Print the listing as it stands, omitting all images.

** Begin **

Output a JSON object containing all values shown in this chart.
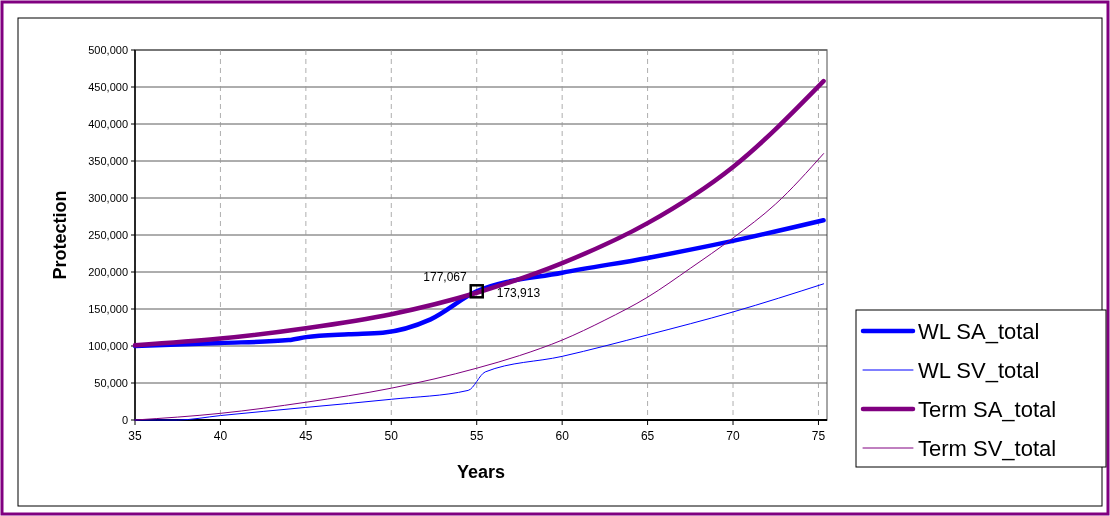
{
  "chart_data": {
    "type": "line",
    "xlabel": "Years",
    "ylabel": "Protection",
    "xlim": [
      35,
      75.5
    ],
    "xticks": [
      35,
      40,
      45,
      50,
      55,
      60,
      65,
      70,
      75
    ],
    "ylim": [
      0,
      500000
    ],
    "yticks": [
      {
        "value": 0,
        "label": "0"
      },
      {
        "value": 50000,
        "label": "50,000"
      },
      {
        "value": 100000,
        "label": "100,000"
      },
      {
        "value": 150000,
        "label": "150,000"
      },
      {
        "value": 200000,
        "label": "200,000"
      },
      {
        "value": 250000,
        "label": "250,000"
      },
      {
        "value": 300000,
        "label": "300,000"
      },
      {
        "value": 350000,
        "label": "350,000"
      },
      {
        "value": 400000,
        "label": "400,000"
      },
      {
        "value": 450000,
        "label": "450,000"
      },
      {
        "value": 500000,
        "label": "500,000"
      }
    ],
    "grid": true,
    "legend": "right",
    "series": [
      {
        "name": "WL SA_total",
        "color": "#0000ff",
        "x": [
          35,
          40,
          44,
          45,
          47.5,
          49.5,
          52.3,
          55,
          60,
          65,
          70,
          75.3
        ],
        "values": [
          100000,
          104000,
          108000,
          112000,
          116000,
          118000,
          136000,
          173913,
          199000,
          219000,
          242000,
          270000
        ]
      },
      {
        "name": "WL SV_total",
        "color": "#0000ff",
        "x": [
          35,
          37.5,
          40,
          45,
          50,
          54.5,
          55.5,
          60,
          65,
          70,
          75.3
        ],
        "values": [
          0,
          0,
          6000,
          17000,
          28000,
          40000,
          65000,
          86000,
          115000,
          146000,
          184000
        ]
      },
      {
        "name": "Term SA_total",
        "color": "#800080",
        "x": [
          35,
          40,
          45,
          50,
          55,
          60,
          65,
          70,
          75.3
        ],
        "values": [
          101000,
          110000,
          124000,
          143000,
          172000,
          212000,
          266000,
          342000,
          458000
        ]
      },
      {
        "name": "Term SV_total",
        "color": "#800080",
        "x": [
          35,
          40,
          45,
          50,
          55,
          57.5,
          60,
          62.5,
          65,
          67.5,
          70,
          72.5,
          75.3
        ],
        "values": [
          0,
          9000,
          24000,
          43000,
          70000,
          87000,
          108000,
          135000,
          166000,
          205000,
          246000,
          292000,
          360000
        ]
      }
    ],
    "annotations": [
      {
        "text": "177,067",
        "x": 55,
        "y": 177067
      },
      {
        "text": "173,913",
        "x": 55,
        "y": 173913
      }
    ]
  }
}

** End **

FULL RESPONSE
Output a JSON object containing all values shown in this chart.
{
  "chart_data": {
    "type": "line",
    "xlabel": "Years",
    "ylabel": "Protection",
    "xlim": [
      35,
      75.5
    ],
    "xticks": [
      35,
      40,
      45,
      50,
      55,
      60,
      65,
      70,
      75
    ],
    "ylim": [
      0,
      500000
    ],
    "yticks": [
      {
        "value": 0,
        "label": "0"
      },
      {
        "value": 50000,
        "label": "50,000"
      },
      {
        "value": 100000,
        "label": "100,000"
      },
      {
        "value": 150000,
        "label": "150,000"
      },
      {
        "value": 200000,
        "label": "200,000"
      },
      {
        "value": 250000,
        "label": "250,000"
      },
      {
        "value": 300000,
        "label": "300,000"
      },
      {
        "value": 350000,
        "label": "350,000"
      },
      {
        "value": 400000,
        "label": "400,000"
      },
      {
        "value": 450000,
        "label": "450,000"
      },
      {
        "value": 500000,
        "label": "500,000"
      }
    ],
    "grid": true,
    "legend": "right",
    "series": [
      {
        "name": "WL SA_total",
        "color": "#0000ff",
        "x": [
          35,
          40,
          44,
          45,
          47.5,
          49.5,
          52.3,
          55,
          60,
          65,
          70,
          75.3
        ],
        "values": [
          100000,
          104000,
          108000,
          112000,
          116000,
          118000,
          136000,
          173913,
          199000,
          219000,
          242000,
          270000
        ]
      },
      {
        "name": "WL SV_total",
        "color": "#0000ff",
        "x": [
          35,
          37.5,
          40,
          45,
          50,
          54.5,
          55.5,
          60,
          65,
          70,
          75.3
        ],
        "values": [
          0,
          0,
          6000,
          17000,
          28000,
          40000,
          65000,
          86000,
          115000,
          146000,
          184000
        ]
      },
      {
        "name": "Term SA_total",
        "color": "#800080",
        "x": [
          35,
          40,
          45,
          50,
          55,
          60,
          65,
          70,
          75.3
        ],
        "values": [
          101000,
          110000,
          124000,
          143000,
          172000,
          212000,
          266000,
          342000,
          458000
        ]
      },
      {
        "name": "Term SV_total",
        "color": "#800080",
        "x": [
          35,
          40,
          45,
          50,
          55,
          57.5,
          60,
          62.5,
          65,
          67.5,
          70,
          72.5,
          75.3
        ],
        "values": [
          0,
          9000,
          24000,
          43000,
          70000,
          87000,
          108000,
          135000,
          166000,
          205000,
          246000,
          292000,
          360000
        ]
      }
    ],
    "annotations": [
      {
        "text": "177,067",
        "x": 55,
        "y": 177067
      },
      {
        "text": "173,913",
        "x": 55,
        "y": 173913
      }
    ]
  }
}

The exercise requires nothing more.